## TEXTE FOURNI
Quelques jours après sa libération, Abdou Nguer a tenu ce mercredi une conférence de presse très attendue, marquant officiellement son retour dans le paysage médiatique. Face à un public nombreux, le chroniqueur a délivré un message structuré, maîtrisé et résolument orienté vers la défense des libertés publiques.
Dès l’entame de ses propos, Abdou Nguer a expliqué son choix de s’adresser d’abord à l’ensemble de la presse avant de répondre aux nombreuses demandes d’interviews reçues depuis sa sortie de prison. Il a insisté sur la nécessité de « parler devant tout le monde », afin de replacer son affaire dans un cadre transparent et équilibré.
Poursuivi pour plusieurs chefs d’accusation, le chroniqueur a été relaxé pour « diffusion de fausses nouvelles » et « apologie de crimes », mais reconnu coupable d’« offense au chef de l’État ». Condamné à six mois de prison, dont trois ferme, il avait déjà purgé la partie ferme de sa peine au moment du verdict.
Ce volet du procès, bien que clos, continue d’alimenter les interrogations sur l’application des lois relatives aux délits d’opinion au Sénégal.

[Données d'analyse de la mise en page]
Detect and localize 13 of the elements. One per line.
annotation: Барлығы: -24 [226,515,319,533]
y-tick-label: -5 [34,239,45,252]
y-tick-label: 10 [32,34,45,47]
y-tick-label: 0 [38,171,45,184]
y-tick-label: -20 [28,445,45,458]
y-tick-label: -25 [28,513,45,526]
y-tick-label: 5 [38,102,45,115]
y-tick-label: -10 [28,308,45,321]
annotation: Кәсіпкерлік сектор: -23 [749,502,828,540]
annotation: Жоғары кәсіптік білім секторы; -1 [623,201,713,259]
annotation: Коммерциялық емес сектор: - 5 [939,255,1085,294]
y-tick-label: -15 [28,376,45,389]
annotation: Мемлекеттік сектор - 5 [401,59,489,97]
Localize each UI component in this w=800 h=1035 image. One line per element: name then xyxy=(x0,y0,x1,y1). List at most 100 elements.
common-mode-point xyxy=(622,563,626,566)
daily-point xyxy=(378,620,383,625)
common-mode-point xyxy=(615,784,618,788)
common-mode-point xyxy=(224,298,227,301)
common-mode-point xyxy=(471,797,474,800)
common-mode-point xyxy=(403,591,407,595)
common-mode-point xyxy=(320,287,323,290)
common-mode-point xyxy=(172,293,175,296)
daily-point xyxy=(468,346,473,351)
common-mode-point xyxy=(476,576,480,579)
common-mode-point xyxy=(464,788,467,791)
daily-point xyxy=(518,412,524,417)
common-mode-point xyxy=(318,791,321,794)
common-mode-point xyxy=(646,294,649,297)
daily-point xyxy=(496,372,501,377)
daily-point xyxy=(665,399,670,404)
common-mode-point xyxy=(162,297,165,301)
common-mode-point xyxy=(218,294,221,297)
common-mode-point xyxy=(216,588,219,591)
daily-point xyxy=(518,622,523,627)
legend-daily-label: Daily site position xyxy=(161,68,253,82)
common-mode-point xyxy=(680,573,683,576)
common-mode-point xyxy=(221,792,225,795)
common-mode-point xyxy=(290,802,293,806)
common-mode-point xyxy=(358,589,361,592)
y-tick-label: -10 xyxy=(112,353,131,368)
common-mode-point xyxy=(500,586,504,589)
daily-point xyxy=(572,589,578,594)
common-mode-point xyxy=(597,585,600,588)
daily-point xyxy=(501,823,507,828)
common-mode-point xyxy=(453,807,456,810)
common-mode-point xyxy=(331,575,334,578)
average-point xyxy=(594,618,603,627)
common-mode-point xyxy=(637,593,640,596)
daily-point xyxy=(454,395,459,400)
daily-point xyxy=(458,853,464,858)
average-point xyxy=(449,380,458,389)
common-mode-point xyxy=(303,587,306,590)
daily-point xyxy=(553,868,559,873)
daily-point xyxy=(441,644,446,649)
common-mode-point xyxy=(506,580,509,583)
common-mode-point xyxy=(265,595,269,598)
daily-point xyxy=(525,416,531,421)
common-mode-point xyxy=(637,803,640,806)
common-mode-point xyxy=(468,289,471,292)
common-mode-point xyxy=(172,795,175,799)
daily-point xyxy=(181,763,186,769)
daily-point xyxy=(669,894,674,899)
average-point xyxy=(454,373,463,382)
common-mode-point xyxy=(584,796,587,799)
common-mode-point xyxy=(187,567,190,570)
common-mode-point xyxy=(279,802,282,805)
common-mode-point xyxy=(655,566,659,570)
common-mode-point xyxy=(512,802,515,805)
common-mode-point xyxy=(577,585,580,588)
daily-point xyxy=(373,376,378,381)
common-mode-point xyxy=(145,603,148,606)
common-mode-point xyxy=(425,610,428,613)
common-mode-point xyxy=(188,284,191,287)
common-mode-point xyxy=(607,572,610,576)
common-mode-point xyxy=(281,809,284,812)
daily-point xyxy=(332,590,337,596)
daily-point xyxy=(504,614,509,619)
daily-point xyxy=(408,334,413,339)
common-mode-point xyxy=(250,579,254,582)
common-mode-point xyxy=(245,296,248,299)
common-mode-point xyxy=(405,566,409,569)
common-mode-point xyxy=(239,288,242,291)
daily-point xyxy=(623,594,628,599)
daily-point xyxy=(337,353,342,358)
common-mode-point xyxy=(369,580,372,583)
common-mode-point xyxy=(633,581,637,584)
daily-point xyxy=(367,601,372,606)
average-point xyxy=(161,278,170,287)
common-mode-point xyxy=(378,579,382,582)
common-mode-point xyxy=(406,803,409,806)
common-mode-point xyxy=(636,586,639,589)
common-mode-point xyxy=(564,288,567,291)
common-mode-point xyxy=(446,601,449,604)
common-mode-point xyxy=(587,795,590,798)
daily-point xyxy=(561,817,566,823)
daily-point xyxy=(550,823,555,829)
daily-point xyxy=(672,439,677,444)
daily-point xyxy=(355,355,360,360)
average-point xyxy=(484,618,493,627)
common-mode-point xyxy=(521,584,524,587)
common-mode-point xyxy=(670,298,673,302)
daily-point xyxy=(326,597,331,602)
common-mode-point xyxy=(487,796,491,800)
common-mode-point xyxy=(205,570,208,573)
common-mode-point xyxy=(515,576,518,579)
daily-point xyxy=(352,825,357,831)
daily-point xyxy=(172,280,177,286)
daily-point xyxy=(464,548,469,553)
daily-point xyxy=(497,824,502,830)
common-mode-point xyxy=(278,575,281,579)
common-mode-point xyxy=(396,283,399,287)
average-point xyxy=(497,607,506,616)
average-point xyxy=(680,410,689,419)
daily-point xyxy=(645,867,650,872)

## TRAVAIL À FAIRE
(1) Selon l'article sur Abdou Nguer, pourquoi le chroniqueur a-t-il tenu à s'adresser d'abord à l'ensemble de la presse ? Répondez en une à trois phrases.
(2) Recopiez fidèlement le passage de l'article sur Abdou Nguer qui va de « Dès l’entame de » à « transparent et équilibré. ».

## RÉSULTATS PAR TÂCHE
(1) Il voulait « parler devant tout le monde » afin de replacer son affaire dans un cadre transparent et équilibré. C'est pourquoi il a choisi de s'adresser à toute la presse avant de répondre aux nombreuses demandes d'interviews reçues depuis sa sortie de prison.

(2)
Dès l’entame de ses propos, Abdou Nguer a expliqué son choix de s’adresser d’abord à l’ensemble de la presse avant de répondre aux nombreuses demandes d’interviews reçues depuis sa sortie de prison. Il a insisté sur la nécessité de « parler devant tout le monde », afin de replacer son affaire dans un cadre transparent et équilibré.